YOUR TASK
Copy out all lines of the records in which the word "image" appears.

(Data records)
━━━━━━━━━━

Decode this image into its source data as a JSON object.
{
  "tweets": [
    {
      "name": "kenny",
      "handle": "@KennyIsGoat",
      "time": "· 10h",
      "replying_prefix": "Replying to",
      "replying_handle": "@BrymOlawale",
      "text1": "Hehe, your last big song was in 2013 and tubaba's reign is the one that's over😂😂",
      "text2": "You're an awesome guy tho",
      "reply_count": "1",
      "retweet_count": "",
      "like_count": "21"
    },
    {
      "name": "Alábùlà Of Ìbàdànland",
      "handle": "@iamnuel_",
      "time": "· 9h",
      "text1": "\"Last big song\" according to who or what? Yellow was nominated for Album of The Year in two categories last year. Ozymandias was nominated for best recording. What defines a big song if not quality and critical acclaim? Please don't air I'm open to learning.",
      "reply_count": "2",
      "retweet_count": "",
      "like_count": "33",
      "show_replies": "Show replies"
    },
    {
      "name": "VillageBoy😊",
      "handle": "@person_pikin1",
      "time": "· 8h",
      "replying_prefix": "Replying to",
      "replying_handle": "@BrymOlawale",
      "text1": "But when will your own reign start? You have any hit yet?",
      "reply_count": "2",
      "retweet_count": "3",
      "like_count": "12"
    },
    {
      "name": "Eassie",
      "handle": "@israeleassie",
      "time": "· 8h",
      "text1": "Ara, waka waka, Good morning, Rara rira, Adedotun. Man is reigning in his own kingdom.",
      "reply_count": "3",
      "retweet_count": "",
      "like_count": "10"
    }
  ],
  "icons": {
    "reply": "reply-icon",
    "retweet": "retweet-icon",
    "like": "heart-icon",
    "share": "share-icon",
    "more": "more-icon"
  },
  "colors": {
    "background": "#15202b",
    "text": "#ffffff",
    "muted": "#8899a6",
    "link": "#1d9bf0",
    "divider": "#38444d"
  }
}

━━━━━━━━━━

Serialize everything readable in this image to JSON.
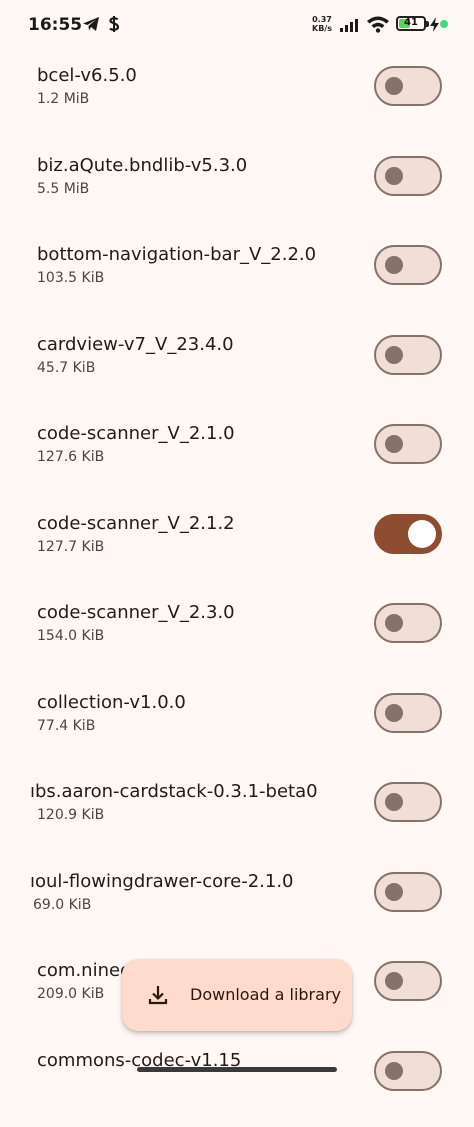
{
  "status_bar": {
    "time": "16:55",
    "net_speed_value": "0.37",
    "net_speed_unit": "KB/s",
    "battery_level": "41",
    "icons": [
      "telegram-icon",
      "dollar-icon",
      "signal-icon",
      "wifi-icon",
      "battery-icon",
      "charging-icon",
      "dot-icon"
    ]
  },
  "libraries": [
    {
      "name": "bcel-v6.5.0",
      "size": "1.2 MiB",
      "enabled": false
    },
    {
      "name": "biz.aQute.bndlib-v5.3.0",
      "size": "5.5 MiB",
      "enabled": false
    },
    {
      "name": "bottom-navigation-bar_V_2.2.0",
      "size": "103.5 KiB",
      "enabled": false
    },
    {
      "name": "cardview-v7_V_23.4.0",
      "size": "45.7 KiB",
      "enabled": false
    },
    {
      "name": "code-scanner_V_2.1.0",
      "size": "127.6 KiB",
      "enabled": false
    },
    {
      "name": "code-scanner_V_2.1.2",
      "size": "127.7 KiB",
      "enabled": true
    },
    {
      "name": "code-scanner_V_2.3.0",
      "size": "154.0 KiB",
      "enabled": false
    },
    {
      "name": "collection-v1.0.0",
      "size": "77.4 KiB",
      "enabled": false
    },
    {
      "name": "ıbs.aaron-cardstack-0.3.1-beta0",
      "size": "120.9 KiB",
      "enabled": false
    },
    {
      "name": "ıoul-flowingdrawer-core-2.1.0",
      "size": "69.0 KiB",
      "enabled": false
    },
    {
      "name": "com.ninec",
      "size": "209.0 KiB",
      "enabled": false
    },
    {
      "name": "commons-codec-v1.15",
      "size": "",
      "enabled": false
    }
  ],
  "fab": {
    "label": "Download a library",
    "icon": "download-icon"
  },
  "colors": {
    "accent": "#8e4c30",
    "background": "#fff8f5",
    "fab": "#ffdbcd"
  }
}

━━━━━━━━━━

CORRECT RESPONSE
Decode this image into its source data as a JSON object.
Serialize everything readable in this image to JSON.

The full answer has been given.